REQUIRED WORK: Check every line of the material below for the string "start", and return the ones that have it.

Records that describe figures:
--- Begin ---
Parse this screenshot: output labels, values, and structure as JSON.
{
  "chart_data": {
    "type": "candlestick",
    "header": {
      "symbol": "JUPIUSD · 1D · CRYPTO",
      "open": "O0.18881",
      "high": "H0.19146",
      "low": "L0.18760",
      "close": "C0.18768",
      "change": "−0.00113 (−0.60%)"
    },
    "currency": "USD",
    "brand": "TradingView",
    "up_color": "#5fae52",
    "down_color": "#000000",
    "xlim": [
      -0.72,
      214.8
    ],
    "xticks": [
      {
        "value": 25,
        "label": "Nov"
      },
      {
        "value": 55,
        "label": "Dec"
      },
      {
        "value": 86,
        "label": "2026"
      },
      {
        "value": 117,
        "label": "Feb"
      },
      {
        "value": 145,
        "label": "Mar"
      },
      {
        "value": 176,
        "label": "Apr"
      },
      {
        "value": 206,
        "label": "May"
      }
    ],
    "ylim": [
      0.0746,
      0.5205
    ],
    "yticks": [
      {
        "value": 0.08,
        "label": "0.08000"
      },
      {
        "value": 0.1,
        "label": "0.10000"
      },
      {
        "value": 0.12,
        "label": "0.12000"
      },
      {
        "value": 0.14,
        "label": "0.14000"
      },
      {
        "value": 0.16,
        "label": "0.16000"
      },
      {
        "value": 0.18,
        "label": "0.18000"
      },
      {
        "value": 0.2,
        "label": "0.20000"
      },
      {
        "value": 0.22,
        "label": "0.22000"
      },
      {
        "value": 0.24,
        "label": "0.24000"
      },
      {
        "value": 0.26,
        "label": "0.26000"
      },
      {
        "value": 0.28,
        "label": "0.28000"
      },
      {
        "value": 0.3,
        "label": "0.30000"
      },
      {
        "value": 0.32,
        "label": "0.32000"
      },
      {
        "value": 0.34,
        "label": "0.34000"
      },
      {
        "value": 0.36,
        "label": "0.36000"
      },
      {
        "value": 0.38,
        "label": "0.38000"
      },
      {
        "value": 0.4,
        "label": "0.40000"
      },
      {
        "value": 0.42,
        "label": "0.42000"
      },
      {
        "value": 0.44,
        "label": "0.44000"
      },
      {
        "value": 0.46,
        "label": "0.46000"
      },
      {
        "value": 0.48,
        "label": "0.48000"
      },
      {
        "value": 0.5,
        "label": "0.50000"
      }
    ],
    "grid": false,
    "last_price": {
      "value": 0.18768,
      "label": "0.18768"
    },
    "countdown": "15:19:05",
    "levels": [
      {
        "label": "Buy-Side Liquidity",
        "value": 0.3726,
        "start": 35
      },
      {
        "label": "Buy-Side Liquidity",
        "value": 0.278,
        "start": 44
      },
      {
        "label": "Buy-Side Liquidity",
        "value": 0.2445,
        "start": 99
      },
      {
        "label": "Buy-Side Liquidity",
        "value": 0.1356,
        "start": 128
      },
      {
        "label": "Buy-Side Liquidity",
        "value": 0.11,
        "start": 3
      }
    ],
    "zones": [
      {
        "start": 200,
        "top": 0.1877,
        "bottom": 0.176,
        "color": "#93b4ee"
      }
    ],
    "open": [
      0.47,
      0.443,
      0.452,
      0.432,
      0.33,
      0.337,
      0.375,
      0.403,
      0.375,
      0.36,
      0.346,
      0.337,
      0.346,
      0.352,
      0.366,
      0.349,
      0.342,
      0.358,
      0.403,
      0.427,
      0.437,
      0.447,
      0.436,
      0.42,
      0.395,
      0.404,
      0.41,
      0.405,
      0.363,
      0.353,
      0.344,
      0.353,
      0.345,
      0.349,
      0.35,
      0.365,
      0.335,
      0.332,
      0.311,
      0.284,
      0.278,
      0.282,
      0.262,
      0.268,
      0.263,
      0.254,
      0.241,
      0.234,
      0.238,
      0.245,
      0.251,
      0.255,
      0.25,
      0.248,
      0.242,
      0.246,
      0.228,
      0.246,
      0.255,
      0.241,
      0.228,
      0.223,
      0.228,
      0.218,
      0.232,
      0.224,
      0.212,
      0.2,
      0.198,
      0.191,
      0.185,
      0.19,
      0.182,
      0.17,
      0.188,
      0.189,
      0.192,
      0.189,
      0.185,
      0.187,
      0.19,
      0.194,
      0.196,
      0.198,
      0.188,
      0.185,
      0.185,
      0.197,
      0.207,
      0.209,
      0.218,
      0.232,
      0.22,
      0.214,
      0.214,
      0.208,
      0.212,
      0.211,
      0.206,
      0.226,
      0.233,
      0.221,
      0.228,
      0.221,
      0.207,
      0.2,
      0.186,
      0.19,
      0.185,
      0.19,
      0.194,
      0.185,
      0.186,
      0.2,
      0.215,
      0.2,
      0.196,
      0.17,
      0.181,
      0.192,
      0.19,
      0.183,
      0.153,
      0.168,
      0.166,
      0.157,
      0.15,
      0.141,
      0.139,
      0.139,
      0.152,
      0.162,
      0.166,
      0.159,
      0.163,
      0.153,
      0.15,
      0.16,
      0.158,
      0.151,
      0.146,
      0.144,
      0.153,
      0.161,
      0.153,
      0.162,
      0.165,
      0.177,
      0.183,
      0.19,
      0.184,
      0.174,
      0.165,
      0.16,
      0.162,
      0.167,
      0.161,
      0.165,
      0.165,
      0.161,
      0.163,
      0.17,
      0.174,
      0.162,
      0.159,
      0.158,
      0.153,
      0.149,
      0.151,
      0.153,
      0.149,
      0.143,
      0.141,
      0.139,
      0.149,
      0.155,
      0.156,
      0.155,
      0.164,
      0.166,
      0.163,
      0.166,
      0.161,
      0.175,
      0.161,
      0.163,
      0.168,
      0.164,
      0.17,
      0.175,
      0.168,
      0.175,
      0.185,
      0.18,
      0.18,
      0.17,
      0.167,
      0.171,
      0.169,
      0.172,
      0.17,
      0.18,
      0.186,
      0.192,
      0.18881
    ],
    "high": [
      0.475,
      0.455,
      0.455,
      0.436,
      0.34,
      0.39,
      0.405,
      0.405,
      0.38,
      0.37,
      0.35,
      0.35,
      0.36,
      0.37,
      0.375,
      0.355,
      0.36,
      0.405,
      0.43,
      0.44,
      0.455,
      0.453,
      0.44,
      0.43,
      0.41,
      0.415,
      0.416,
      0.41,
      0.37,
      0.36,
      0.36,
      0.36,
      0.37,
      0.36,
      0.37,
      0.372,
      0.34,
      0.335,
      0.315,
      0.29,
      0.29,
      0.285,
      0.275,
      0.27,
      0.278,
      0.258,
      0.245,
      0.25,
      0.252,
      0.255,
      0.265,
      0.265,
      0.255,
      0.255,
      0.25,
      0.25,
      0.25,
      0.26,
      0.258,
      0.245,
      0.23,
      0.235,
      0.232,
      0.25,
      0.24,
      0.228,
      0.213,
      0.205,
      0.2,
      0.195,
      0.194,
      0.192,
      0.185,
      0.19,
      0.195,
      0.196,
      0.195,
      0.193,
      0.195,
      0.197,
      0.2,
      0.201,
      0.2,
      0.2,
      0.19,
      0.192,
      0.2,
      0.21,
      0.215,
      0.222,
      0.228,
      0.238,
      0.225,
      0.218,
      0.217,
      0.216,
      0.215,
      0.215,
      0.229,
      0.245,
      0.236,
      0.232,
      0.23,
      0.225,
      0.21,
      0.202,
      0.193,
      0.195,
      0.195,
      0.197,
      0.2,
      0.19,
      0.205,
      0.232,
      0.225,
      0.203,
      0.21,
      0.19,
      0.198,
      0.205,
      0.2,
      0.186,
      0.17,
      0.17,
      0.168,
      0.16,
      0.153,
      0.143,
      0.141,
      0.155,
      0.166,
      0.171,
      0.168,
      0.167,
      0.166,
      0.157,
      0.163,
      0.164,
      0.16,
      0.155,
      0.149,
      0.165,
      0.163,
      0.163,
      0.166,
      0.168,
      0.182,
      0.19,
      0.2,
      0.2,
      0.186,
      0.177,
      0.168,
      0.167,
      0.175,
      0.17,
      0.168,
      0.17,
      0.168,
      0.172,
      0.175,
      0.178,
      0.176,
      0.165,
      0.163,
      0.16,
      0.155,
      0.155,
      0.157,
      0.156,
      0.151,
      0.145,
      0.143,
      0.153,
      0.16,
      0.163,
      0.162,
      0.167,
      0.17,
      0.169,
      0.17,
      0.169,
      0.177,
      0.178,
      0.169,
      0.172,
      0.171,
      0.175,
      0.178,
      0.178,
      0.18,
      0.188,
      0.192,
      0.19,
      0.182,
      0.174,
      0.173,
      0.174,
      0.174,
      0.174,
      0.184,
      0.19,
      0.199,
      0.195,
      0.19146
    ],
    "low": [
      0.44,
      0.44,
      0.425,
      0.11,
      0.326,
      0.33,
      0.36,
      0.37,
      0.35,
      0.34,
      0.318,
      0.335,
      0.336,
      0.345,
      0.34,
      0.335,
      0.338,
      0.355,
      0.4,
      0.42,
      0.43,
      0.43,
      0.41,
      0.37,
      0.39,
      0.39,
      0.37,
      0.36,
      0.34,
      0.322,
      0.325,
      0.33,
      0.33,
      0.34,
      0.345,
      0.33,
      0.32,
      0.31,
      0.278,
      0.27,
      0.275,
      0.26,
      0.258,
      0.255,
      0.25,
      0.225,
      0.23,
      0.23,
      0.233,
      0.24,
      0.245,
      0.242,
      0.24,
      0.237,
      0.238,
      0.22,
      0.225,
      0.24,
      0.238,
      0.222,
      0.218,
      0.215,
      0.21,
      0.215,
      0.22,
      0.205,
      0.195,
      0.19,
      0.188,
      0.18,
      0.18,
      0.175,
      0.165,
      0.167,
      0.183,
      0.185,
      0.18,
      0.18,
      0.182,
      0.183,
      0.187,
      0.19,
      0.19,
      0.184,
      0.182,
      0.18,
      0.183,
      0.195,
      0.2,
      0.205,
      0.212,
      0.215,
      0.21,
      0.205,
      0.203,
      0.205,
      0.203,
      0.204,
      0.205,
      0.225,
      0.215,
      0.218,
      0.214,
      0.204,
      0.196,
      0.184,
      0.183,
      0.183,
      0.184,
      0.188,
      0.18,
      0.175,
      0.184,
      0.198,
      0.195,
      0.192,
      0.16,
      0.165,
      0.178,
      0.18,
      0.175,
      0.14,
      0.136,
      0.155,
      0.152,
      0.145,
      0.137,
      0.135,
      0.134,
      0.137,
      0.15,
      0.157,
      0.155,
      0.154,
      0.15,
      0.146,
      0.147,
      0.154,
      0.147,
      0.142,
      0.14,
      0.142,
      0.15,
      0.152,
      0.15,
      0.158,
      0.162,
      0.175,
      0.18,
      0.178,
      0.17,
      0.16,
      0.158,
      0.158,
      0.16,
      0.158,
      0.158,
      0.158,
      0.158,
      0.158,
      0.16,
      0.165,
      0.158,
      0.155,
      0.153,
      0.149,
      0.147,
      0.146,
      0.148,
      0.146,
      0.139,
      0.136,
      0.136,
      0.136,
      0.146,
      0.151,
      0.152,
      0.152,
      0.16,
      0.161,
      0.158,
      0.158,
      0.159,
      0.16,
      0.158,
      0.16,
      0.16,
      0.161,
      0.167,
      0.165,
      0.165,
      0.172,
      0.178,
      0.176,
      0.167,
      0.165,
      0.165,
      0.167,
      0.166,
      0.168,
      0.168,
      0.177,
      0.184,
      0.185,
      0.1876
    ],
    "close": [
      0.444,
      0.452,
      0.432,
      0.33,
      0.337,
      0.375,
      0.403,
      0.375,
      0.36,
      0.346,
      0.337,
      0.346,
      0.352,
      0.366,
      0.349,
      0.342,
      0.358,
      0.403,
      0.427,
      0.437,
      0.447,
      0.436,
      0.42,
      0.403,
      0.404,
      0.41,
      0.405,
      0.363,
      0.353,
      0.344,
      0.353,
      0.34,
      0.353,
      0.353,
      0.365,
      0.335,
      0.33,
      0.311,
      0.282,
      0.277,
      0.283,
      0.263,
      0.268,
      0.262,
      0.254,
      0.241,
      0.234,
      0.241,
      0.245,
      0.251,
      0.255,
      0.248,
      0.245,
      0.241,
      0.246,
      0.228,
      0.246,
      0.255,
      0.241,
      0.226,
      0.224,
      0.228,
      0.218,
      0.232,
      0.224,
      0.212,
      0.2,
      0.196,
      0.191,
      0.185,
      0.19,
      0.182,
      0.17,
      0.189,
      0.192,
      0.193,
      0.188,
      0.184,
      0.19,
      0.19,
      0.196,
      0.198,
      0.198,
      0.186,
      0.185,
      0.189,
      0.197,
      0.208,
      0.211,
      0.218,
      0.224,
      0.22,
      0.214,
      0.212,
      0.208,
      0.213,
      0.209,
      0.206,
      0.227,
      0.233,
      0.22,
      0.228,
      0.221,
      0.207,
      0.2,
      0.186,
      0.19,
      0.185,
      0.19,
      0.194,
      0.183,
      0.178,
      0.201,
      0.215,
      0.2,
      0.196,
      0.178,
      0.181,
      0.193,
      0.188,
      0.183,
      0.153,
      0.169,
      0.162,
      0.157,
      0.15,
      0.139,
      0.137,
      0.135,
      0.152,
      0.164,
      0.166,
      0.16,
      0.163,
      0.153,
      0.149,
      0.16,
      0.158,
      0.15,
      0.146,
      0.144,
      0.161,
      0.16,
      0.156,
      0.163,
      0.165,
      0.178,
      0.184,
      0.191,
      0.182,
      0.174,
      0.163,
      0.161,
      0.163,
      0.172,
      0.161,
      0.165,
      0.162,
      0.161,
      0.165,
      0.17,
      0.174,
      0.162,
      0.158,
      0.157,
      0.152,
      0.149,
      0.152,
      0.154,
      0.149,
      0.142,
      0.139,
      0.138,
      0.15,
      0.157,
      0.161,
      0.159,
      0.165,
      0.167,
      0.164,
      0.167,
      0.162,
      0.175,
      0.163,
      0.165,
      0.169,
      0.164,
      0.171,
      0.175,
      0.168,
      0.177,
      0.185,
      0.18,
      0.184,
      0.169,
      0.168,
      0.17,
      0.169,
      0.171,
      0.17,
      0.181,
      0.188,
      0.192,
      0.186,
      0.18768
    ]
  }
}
--- End ---
WRITTEN REPLY:
        "start": 35
        "start": 44
        "start": 99
        "start": 128
        "start": 3
        "start": 200,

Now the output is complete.